◆ TASK PROMPT
In the entries below, find the lines that contain the word "gear" and copy them.

◆ SOURCE MATERIAL
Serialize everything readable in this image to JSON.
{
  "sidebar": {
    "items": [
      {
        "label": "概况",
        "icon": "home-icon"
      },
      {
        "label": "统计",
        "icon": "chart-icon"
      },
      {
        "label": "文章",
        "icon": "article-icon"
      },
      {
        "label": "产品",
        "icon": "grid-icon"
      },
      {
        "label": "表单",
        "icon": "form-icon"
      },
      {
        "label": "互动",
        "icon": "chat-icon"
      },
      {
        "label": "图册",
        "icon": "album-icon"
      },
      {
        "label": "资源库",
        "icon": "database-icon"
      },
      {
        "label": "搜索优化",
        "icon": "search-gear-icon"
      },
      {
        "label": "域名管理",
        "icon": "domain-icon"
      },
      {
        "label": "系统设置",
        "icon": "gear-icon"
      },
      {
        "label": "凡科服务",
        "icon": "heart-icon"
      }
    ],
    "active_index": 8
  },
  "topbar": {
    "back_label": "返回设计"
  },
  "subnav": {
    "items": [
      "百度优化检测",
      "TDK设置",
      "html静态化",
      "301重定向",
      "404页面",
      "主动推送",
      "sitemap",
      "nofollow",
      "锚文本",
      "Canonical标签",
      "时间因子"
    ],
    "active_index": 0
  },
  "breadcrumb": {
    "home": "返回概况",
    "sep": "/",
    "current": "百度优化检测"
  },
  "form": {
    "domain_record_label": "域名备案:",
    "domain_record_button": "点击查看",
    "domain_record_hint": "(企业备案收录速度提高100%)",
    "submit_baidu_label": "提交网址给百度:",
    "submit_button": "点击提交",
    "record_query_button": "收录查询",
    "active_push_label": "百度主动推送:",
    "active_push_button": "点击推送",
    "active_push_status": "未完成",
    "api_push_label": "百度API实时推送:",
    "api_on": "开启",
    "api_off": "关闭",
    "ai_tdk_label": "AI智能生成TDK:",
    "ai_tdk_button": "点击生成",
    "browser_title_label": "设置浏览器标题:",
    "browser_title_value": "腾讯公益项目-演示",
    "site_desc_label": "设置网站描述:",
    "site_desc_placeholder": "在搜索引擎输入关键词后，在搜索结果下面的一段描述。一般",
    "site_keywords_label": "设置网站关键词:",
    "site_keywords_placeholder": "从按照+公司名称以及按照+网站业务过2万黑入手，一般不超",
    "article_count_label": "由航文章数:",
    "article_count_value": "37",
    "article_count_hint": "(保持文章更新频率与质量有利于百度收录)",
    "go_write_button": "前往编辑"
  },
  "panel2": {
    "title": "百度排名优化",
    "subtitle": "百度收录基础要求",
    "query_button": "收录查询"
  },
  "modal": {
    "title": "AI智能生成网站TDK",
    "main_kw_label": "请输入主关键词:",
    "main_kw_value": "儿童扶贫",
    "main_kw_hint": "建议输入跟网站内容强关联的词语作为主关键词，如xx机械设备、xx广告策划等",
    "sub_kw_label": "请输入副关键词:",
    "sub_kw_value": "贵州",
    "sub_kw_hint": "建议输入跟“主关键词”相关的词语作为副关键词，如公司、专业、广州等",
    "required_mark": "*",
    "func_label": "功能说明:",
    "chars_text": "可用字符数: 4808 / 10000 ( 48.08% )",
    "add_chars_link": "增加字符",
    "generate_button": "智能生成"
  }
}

◆ OUTPUT
        "icon": "search-gear-icon"
        "icon": "gear-icon"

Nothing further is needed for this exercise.